Stated problem => Output each entry verbatim and exclude every picture from it.

Data shown =>

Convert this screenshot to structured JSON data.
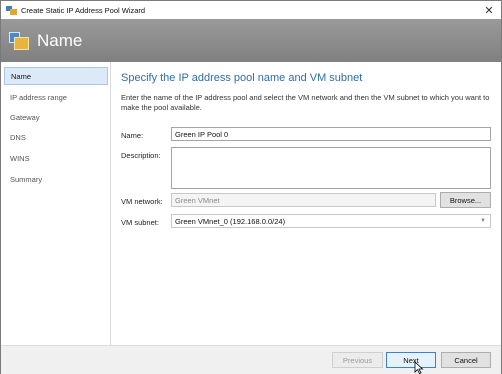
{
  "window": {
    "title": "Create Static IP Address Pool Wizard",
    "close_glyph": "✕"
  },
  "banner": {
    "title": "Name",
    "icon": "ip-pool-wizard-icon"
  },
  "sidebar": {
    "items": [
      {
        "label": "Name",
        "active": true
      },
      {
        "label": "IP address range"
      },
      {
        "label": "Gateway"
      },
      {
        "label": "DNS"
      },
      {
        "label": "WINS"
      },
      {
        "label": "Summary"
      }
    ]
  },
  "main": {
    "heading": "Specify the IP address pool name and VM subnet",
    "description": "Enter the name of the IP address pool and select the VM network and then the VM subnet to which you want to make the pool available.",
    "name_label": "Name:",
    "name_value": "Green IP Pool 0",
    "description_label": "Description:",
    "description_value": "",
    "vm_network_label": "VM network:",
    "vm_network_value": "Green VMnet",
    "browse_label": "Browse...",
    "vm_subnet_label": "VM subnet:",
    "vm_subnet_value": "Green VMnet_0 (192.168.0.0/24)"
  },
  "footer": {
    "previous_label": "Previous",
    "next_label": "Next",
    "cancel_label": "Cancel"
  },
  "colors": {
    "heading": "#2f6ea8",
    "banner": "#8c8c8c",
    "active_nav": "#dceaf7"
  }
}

Right answer =>
Convert this screenshot to structured JSON data.
{
  "window": {
    "title": "Create Static IP Address Pool Wizard",
    "close_glyph": "✕"
  },
  "banner": {
    "title": "Name",
    "icon": "ip-pool-wizard-icon"
  },
  "sidebar": {
    "items": [
      {
        "label": "Name",
        "active": true
      },
      {
        "label": "IP address range"
      },
      {
        "label": "Gateway"
      },
      {
        "label": "DNS"
      },
      {
        "label": "WINS"
      },
      {
        "label": "Summary"
      }
    ]
  },
  "main": {
    "heading": "Specify the IP address pool name and VM subnet",
    "description": "Enter the name of the IP address pool and select the VM network and then the VM subnet to which you want to make the pool available.",
    "name_label": "Name:",
    "name_value": "Green IP Pool 0",
    "description_label": "Description:",
    "description_value": "",
    "vm_network_label": "VM network:",
    "vm_network_value": "Green VMnet",
    "browse_label": "Browse...",
    "vm_subnet_label": "VM subnet:",
    "vm_subnet_value": "Green VMnet_0 (192.168.0.0/24)"
  },
  "footer": {
    "previous_label": "Previous",
    "next_label": "Next",
    "cancel_label": "Cancel"
  },
  "colors": {
    "heading": "#2f6ea8",
    "banner": "#8c8c8c",
    "active_nav": "#dceaf7"
  }
}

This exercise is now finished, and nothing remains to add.